▶ [WORK TO COMPLETE] Take the listing and print it in full, exactly as given.
>> Begin
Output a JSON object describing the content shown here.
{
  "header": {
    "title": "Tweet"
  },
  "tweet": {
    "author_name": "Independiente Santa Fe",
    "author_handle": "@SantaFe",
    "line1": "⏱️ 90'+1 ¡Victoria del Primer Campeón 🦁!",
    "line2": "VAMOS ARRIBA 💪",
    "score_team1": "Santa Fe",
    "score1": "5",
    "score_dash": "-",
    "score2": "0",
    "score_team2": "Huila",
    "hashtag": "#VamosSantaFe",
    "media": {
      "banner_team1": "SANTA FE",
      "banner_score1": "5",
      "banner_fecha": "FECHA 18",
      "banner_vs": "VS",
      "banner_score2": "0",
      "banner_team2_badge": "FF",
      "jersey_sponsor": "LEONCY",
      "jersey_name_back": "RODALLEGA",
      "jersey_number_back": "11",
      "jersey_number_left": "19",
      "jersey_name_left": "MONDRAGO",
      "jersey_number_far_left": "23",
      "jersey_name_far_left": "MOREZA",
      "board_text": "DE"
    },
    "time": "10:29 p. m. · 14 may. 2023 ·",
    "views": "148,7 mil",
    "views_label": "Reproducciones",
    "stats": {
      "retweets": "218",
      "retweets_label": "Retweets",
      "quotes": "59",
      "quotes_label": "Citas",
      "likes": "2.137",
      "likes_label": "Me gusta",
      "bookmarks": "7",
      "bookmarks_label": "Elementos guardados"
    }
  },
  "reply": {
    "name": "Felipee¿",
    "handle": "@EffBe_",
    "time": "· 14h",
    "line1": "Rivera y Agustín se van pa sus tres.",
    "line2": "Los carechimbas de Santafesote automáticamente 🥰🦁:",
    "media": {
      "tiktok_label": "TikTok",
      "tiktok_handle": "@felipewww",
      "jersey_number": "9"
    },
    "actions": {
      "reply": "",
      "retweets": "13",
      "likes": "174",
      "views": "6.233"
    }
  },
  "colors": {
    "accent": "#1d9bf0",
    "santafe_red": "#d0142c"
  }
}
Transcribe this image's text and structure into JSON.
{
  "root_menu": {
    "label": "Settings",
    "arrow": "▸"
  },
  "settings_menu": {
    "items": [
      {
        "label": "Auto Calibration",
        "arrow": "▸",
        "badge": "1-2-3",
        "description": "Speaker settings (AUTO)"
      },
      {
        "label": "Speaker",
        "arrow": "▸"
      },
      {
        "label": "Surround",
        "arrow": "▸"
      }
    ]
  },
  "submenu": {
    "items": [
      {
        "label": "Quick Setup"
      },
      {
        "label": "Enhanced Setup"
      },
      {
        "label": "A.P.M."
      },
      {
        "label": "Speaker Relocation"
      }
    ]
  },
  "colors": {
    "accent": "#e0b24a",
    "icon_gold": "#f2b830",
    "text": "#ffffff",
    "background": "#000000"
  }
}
>> End
▶ [WRITTEN RESPONSE]
Output a JSON object describing the content shown here.
{
  "header": {
    "title": "Tweet"
  },
  "tweet": {
    "author_name": "Independiente Santa Fe",
    "author_handle": "@SantaFe",
    "line1": "⏱️ 90'+1 ¡Victoria del Primer Campeón 🦁!",
    "line2": "VAMOS ARRIBA 💪",
    "score_team1": "Santa Fe",
    "score1": "5",
    "score_dash": "-",
    "score2": "0",
    "score_team2": "Huila",
    "hashtag": "#VamosSantaFe",
    "media": {
      "banner_team1": "SANTA FE",
      "banner_score1": "5",
      "banner_fecha": "FECHA 18",
      "banner_vs": "VS",
      "banner_score2": "0",
      "banner_team2_badge": "FF",
      "jersey_sponsor": "LEONCY",
      "jersey_name_back": "RODALLEGA",
      "jersey_number_back": "11",
      "jersey_number_left": "19",
      "jersey_name_left": "MONDRAGO",
      "jersey_number_far_left": "23",
      "jersey_name_far_left": "MOREZA",
      "board_text": "DE"
    },
    "time": "10:29 p. m. · 14 may. 2023 ·",
    "views": "148,7 mil",
    "views_label": "Reproducciones",
    "stats": {
      "retweets": "218",
      "retweets_label": "Retweets",
      "quotes": "59",
      "quotes_label": "Citas",
      "likes": "2.137",
      "likes_label": "Me gusta",
      "bookmarks": "7",
      "bookmarks_label": "Elementos guardados"
    }
  },
  "reply": {
    "name": "Felipee¿",
    "handle": "@EffBe_",
    "time": "· 14h",
    "line1": "Rivera y Agustín se van pa sus tres.",
    "line2": "Los carechimbas de Santafesote automáticamente 🥰🦁:",
    "media": {
      "tiktok_label": "TikTok",
      "tiktok_handle": "@felipewww",
      "jersey_number": "9"
    },
    "actions": {
      "reply": "",
      "retweets": "13",
      "likes": "174",
      "views": "6.233"
    }
  },
  "colors": {
    "accent": "#1d9bf0",
    "santafe_red": "#d0142c"
  }
}
Transcribe this image's text and structure into JSON.
{
  "root_menu": {
    "label": "Settings",
    "arrow": "▸"
  },
  "settings_menu": {
    "items": [
      {
        "label": "Auto Calibration",
        "arrow": "▸",
        "badge": "1-2-3",
        "description": "Speaker settings (AUTO)"
      },
      {
        "label": "Speaker",
        "arrow": "▸"
      },
      {
        "label": "Surround",
        "arrow": "▸"
      }
    ]
  },
  "submenu": {
    "items": [
      {
        "label": "Quick Setup"
      },
      {
        "label": "Enhanced Setup"
      },
      {
        "label": "A.P.M."
      },
      {
        "label": "Speaker Relocation"
      }
    ]
  },
  "colors": {
    "accent": "#e0b24a",
    "icon_gold": "#f2b830",
    "text": "#ffffff",
    "background": "#000000"
  }
}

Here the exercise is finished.